CHALLENGE:
Return each line of the listing that contains the string "points".

####################

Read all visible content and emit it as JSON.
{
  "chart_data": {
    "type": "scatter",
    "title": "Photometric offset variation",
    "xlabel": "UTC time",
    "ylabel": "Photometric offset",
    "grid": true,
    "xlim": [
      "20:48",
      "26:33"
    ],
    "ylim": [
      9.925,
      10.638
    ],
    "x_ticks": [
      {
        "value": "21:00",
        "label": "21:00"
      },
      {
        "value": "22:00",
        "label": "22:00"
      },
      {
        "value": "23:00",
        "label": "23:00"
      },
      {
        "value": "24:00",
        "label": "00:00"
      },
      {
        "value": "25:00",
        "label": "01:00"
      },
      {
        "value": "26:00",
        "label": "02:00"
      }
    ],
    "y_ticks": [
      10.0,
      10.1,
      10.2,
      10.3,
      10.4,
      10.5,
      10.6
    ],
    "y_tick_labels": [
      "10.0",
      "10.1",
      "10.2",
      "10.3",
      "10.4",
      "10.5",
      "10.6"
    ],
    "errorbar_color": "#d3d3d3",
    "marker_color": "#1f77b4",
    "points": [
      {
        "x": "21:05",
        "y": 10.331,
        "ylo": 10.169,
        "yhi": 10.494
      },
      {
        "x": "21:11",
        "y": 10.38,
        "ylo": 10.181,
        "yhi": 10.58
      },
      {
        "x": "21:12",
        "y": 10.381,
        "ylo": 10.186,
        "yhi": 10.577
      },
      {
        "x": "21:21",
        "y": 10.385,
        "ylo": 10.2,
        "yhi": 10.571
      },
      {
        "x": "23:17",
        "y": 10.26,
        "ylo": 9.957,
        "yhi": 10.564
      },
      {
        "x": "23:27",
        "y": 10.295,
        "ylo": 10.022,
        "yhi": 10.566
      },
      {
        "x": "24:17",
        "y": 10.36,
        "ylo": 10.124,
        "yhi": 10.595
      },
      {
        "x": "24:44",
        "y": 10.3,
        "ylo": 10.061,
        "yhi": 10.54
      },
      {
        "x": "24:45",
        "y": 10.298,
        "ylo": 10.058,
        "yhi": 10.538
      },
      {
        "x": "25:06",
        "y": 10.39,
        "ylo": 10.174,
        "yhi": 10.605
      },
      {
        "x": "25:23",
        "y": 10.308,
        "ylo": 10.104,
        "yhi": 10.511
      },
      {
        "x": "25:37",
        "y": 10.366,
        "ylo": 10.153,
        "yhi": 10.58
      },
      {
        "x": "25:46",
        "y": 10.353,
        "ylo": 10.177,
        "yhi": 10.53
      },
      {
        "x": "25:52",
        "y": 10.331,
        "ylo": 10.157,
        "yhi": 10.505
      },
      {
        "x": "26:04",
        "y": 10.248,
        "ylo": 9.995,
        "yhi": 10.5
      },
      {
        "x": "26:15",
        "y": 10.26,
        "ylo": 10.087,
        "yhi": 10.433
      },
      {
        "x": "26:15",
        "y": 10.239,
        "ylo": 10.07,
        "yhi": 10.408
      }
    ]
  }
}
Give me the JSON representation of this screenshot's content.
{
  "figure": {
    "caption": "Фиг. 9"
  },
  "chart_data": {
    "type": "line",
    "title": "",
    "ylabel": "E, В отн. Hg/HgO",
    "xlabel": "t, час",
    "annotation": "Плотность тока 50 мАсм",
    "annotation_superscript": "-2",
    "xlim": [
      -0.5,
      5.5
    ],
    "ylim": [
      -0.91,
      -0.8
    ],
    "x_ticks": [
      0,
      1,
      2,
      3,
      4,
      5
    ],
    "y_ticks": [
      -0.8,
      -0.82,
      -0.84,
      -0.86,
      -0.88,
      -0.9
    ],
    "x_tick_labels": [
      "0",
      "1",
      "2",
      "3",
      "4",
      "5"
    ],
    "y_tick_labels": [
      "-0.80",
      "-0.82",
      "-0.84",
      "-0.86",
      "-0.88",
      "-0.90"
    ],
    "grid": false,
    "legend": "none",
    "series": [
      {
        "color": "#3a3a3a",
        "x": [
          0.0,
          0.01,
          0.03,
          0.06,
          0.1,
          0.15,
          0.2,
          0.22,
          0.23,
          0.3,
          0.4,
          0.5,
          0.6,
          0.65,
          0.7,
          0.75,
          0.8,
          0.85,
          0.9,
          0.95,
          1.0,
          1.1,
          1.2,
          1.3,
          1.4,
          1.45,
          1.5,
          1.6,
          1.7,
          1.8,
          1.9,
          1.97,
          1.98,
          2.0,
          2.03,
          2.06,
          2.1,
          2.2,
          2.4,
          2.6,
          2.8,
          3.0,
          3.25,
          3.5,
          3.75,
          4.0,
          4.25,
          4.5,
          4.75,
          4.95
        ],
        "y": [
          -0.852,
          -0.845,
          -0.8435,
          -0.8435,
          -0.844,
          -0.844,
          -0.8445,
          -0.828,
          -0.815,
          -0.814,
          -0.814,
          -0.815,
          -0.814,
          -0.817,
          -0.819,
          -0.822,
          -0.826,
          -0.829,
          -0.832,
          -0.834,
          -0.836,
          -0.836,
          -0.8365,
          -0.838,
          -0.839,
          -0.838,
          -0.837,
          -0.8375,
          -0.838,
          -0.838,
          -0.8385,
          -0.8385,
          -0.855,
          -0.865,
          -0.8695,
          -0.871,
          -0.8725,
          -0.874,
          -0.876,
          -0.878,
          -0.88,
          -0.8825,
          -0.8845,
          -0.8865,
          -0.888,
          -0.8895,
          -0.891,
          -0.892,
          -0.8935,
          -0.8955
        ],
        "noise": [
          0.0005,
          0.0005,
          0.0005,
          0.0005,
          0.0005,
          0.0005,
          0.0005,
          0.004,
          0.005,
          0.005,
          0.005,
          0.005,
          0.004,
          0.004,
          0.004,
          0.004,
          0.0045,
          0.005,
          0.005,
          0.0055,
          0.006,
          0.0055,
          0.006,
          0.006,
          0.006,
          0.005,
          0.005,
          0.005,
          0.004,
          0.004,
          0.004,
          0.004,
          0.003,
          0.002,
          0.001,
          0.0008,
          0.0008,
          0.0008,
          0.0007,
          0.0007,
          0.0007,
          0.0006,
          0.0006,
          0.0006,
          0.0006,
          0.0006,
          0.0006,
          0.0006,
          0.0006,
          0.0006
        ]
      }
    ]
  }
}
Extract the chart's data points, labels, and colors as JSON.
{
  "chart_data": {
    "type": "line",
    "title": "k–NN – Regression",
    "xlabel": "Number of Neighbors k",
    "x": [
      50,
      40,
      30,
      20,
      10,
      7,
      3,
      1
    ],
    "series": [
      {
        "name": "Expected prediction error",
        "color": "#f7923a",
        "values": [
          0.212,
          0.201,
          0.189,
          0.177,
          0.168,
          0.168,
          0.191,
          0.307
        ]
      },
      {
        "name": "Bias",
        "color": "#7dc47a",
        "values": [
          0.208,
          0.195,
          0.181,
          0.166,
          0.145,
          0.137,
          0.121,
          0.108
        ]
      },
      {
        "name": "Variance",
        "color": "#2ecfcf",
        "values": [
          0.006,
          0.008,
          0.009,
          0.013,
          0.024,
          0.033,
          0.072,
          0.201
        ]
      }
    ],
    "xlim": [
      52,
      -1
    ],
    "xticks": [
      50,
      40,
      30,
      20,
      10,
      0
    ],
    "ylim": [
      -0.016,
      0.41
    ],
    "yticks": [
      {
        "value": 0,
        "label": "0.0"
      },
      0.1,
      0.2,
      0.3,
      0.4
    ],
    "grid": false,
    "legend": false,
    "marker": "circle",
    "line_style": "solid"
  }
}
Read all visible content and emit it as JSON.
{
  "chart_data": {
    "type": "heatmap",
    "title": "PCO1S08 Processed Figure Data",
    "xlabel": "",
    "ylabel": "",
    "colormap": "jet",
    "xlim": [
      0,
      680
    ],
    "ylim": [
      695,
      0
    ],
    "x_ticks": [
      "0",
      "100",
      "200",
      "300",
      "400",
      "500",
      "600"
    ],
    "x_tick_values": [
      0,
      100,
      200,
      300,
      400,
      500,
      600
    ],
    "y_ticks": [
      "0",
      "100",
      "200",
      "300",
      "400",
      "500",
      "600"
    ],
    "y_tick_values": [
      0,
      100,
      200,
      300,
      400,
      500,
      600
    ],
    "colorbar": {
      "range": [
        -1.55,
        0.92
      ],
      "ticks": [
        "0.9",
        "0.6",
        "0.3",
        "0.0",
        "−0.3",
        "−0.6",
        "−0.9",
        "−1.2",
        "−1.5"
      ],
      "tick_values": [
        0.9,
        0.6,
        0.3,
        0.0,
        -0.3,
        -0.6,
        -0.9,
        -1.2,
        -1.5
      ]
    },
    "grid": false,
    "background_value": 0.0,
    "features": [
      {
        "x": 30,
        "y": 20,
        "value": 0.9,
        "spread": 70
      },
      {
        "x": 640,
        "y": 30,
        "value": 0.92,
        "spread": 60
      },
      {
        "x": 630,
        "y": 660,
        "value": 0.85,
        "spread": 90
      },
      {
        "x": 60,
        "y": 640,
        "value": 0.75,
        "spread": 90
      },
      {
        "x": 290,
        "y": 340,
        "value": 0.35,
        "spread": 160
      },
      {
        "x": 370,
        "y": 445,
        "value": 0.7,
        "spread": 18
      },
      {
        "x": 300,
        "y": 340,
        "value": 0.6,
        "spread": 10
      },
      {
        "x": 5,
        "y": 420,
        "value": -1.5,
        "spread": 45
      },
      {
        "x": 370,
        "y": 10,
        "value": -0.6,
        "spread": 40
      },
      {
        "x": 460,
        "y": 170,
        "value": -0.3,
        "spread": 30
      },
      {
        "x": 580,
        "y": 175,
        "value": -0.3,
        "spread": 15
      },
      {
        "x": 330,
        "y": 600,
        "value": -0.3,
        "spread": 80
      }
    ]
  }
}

####################

SOLUTION FOR THIS TASK:
    "points": [
Extract the chart's data points, labels, and colors as JSON.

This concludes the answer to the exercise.